__What is needed__
The lines to extract start at the one containing "Enumerate this screenshot's" and end with the last line; give them exactly and nothing more.

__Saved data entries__
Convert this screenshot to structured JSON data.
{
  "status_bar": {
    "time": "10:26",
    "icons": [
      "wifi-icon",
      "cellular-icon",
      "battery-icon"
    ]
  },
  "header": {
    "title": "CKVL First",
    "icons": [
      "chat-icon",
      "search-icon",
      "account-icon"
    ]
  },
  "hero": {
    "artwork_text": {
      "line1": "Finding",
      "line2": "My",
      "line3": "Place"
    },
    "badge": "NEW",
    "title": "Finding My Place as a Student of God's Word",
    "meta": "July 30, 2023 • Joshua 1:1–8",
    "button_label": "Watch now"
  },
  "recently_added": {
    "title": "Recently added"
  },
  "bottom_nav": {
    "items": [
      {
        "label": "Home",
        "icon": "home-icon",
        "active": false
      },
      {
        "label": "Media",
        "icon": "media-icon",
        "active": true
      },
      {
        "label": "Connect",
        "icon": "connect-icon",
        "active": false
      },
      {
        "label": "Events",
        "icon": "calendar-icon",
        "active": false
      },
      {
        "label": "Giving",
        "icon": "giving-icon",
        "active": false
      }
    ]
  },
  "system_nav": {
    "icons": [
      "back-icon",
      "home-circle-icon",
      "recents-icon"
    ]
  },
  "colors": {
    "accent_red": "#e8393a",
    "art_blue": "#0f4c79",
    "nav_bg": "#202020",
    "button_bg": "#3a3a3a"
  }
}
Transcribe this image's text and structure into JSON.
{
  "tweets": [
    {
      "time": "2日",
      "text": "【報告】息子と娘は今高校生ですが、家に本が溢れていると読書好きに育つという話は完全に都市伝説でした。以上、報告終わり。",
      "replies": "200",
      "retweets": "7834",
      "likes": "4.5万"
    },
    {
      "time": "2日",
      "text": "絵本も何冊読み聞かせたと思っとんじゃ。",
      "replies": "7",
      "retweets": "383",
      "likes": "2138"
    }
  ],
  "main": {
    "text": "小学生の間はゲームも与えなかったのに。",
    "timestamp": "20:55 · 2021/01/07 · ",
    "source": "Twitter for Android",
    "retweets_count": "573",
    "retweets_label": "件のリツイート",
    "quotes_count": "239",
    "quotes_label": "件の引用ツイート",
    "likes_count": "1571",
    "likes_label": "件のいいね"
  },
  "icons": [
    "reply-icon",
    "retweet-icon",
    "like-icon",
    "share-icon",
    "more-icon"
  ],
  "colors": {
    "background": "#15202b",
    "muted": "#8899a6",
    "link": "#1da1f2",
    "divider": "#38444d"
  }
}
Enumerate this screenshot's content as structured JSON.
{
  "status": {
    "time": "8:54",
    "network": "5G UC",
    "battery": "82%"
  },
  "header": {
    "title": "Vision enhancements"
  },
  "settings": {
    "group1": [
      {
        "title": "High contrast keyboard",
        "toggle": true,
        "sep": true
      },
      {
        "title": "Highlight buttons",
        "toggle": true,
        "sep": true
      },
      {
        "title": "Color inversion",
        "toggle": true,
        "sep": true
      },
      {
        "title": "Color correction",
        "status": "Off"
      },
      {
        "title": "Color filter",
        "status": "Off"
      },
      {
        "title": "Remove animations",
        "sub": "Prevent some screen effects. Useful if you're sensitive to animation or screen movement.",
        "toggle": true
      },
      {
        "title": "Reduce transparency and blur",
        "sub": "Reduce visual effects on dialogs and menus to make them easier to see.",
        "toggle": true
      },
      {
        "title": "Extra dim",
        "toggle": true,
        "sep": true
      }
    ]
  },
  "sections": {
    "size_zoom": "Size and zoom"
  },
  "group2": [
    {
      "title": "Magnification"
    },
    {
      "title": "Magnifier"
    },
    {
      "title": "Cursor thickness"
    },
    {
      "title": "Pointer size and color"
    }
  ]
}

__Task result__
Enumerate this screenshot's content as structured JSON.
{
  "status": {
    "time": "8:54",
    "network": "5G UC",
    "battery": "82%"
  },
  "header": {
    "title": "Vision enhancements"
  },
  "settings": {
    "group1": [
      {
        "title": "High contrast keyboard",
        "toggle": true,
        "sep": true
      },
      {
        "title": "Highlight buttons",
        "toggle": true,
        "sep": true
      },
      {
        "title": "Color inversion",
        "toggle": true,
        "sep": true
      },
      {
        "title": "Color correction",
        "status": "Off"
      },
      {
        "title": "Color filter",
        "status": "Off"
      },
      {
        "title": "Remove animations",
        "sub": "Prevent some screen effects. Useful if you're sensitive to animation or screen movement.",
        "toggle": true
      },
      {
        "title": "Reduce transparency and blur",
        "sub": "Reduce visual effects on dialogs and menus to make them easier to see.",
        "toggle": true
      },
      {
        "title": "Extra dim",
        "toggle": true,
        "sep": true
      }
    ]
  },
  "sections": {
    "size_zoom": "Size and zoom"
  },
  "group2": [
    {
      "title": "Magnification"
    },
    {
      "title": "Magnifier"
    },
    {
      "title": "Cursor thickness"
    },
    {
      "title": "Pointer size and color"
    }
  ]
}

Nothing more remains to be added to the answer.